Raw records >>
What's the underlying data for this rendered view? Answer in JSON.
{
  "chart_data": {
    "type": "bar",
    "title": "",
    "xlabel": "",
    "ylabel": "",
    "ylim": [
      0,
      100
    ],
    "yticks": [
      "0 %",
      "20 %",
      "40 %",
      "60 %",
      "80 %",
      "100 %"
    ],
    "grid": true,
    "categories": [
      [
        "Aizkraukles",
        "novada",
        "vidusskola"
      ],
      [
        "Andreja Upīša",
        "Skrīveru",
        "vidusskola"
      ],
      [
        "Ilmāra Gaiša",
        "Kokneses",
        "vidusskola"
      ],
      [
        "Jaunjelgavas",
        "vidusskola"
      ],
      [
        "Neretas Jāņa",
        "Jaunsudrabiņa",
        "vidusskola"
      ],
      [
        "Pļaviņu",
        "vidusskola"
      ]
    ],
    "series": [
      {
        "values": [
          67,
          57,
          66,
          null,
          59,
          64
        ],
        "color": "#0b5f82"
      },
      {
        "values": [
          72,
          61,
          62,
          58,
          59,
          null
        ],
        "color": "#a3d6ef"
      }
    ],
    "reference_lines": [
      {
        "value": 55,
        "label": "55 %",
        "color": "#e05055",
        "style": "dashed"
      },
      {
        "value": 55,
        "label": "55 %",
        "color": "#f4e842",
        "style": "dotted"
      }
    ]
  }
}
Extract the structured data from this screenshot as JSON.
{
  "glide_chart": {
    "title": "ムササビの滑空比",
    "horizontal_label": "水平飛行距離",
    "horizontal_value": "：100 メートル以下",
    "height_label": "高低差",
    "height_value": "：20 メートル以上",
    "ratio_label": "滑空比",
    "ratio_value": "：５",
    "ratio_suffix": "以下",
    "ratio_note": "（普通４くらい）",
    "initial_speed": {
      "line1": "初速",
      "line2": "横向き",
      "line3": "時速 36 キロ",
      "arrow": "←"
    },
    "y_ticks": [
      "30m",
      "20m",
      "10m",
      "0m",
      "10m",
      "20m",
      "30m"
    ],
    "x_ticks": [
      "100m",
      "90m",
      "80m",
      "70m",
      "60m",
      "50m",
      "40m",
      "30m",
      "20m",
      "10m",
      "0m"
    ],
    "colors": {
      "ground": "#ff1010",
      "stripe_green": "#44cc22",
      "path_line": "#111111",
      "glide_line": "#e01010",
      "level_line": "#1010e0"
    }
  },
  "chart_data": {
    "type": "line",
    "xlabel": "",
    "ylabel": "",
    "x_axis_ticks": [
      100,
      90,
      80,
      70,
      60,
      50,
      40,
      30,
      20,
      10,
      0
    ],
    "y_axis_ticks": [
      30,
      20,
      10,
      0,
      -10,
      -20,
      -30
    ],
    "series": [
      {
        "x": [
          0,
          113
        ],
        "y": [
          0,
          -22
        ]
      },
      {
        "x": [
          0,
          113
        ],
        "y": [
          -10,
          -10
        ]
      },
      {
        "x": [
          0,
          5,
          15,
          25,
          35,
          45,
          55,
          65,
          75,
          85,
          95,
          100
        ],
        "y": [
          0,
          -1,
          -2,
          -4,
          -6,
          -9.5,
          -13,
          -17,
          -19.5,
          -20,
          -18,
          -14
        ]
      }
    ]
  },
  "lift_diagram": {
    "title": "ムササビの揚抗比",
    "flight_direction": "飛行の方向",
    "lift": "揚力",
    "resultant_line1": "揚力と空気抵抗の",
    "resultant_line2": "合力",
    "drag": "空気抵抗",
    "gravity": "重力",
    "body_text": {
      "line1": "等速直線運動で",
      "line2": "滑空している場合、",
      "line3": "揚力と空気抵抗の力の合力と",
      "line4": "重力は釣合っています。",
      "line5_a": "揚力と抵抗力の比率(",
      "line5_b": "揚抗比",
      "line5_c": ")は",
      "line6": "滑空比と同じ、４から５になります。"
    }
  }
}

--

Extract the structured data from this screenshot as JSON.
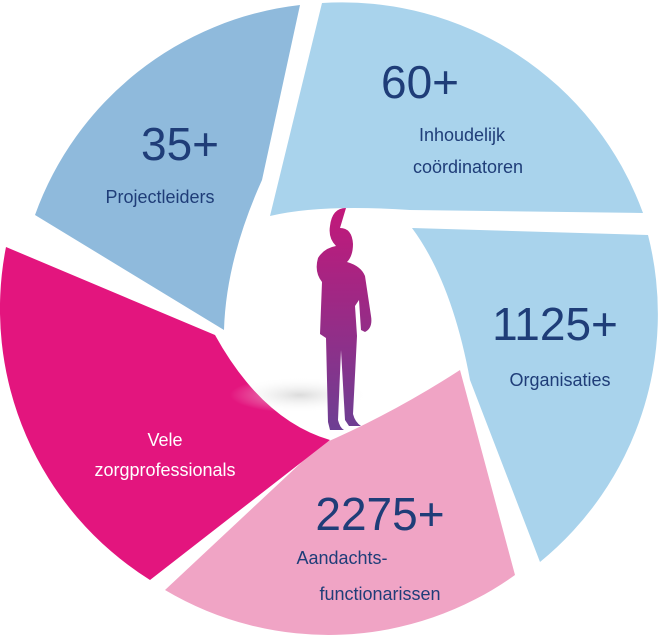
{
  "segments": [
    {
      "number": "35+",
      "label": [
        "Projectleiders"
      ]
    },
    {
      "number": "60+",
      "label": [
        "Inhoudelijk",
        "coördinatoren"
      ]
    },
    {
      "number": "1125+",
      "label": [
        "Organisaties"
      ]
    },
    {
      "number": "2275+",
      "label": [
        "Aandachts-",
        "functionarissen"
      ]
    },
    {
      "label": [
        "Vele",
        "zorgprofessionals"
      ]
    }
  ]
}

--

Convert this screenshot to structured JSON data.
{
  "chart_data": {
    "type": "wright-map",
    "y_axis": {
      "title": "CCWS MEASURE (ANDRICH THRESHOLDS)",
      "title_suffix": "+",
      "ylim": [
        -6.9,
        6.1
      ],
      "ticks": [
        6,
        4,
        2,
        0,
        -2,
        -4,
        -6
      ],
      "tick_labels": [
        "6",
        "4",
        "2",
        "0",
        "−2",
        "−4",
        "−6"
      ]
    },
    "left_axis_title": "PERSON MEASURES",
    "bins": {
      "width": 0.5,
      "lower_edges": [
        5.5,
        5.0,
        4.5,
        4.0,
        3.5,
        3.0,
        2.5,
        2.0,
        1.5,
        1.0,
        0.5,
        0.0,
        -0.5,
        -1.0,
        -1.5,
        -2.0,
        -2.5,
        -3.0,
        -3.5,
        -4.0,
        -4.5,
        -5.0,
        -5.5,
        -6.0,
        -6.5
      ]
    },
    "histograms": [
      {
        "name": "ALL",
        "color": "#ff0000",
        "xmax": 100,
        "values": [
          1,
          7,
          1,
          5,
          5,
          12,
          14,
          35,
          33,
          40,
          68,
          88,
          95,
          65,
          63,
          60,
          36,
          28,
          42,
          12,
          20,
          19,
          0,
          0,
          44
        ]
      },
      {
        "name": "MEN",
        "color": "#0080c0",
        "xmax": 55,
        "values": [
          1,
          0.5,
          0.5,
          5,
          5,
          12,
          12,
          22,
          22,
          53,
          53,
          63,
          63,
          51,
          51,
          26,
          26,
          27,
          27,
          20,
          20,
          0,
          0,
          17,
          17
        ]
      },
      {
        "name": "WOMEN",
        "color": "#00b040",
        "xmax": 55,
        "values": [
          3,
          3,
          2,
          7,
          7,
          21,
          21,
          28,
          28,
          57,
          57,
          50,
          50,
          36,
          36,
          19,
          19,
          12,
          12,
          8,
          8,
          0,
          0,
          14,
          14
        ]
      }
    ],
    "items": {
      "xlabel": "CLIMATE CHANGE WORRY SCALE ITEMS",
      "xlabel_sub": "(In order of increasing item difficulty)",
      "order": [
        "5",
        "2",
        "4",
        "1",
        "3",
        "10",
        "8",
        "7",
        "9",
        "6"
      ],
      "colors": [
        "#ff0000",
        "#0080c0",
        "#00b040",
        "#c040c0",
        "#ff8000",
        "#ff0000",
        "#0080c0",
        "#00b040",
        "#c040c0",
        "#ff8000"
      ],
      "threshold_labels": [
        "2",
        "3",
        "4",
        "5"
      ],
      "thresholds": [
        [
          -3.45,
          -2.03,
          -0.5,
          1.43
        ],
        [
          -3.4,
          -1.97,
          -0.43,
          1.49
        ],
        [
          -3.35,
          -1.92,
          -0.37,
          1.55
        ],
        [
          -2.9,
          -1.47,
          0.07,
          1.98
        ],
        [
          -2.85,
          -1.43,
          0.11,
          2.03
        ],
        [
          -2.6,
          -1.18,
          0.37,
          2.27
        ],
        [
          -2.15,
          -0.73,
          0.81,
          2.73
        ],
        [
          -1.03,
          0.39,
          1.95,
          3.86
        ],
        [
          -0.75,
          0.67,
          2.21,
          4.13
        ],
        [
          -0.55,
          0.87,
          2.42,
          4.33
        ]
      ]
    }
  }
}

Problem description >>
How many of the lines in the listing above hold the word "number"? Report only that figure.

Response to this exercise >>
4